— begin GIVEN RECORDS —

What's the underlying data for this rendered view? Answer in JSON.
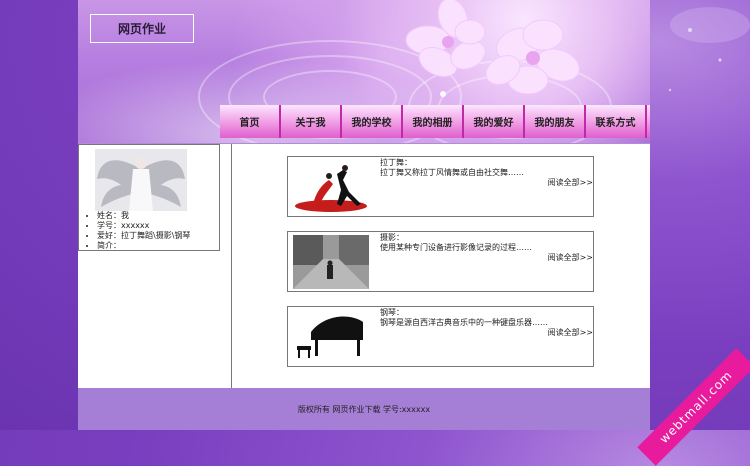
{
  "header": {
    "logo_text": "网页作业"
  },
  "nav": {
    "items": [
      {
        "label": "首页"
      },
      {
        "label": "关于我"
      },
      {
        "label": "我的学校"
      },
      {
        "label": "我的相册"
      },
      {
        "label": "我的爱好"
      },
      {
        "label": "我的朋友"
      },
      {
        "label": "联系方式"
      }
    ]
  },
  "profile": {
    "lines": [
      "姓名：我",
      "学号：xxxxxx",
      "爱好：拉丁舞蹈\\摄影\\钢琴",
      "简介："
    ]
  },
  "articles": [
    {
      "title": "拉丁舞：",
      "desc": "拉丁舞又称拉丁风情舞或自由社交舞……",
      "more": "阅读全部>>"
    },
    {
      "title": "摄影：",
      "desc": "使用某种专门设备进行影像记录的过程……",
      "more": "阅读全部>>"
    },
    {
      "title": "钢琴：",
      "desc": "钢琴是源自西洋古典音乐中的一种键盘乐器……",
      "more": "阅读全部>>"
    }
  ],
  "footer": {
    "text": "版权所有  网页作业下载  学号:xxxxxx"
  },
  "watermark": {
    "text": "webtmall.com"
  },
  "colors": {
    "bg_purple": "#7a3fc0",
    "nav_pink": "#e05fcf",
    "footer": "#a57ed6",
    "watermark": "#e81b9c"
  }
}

— end GIVEN RECORDS —

● REQUIRED WORK: Replicate the material above verbatim; images stay out of the copy.

● TASK RESULT:
What's the underlying data for this rendered view? Answer in JSON.
{
  "header": {
    "logo_text": "网页作业"
  },
  "nav": {
    "items": [
      {
        "label": "首页"
      },
      {
        "label": "关于我"
      },
      {
        "label": "我的学校"
      },
      {
        "label": "我的相册"
      },
      {
        "label": "我的爱好"
      },
      {
        "label": "我的朋友"
      },
      {
        "label": "联系方式"
      }
    ]
  },
  "profile": {
    "lines": [
      "姓名：我",
      "学号：xxxxxx",
      "爱好：拉丁舞蹈\\摄影\\钢琴",
      "简介："
    ]
  },
  "articles": [
    {
      "title": "拉丁舞：",
      "desc": "拉丁舞又称拉丁风情舞或自由社交舞……",
      "more": "阅读全部>>"
    },
    {
      "title": "摄影：",
      "desc": "使用某种专门设备进行影像记录的过程……",
      "more": "阅读全部>>"
    },
    {
      "title": "钢琴：",
      "desc": "钢琴是源自西洋古典音乐中的一种键盘乐器……",
      "more": "阅读全部>>"
    }
  ],
  "footer": {
    "text": "版权所有  网页作业下载  学号:xxxxxx"
  },
  "watermark": {
    "text": "webtmall.com"
  },
  "colors": {
    "bg_purple": "#7a3fc0",
    "nav_pink": "#e05fcf",
    "footer": "#a57ed6",
    "watermark": "#e81b9c"
  }
}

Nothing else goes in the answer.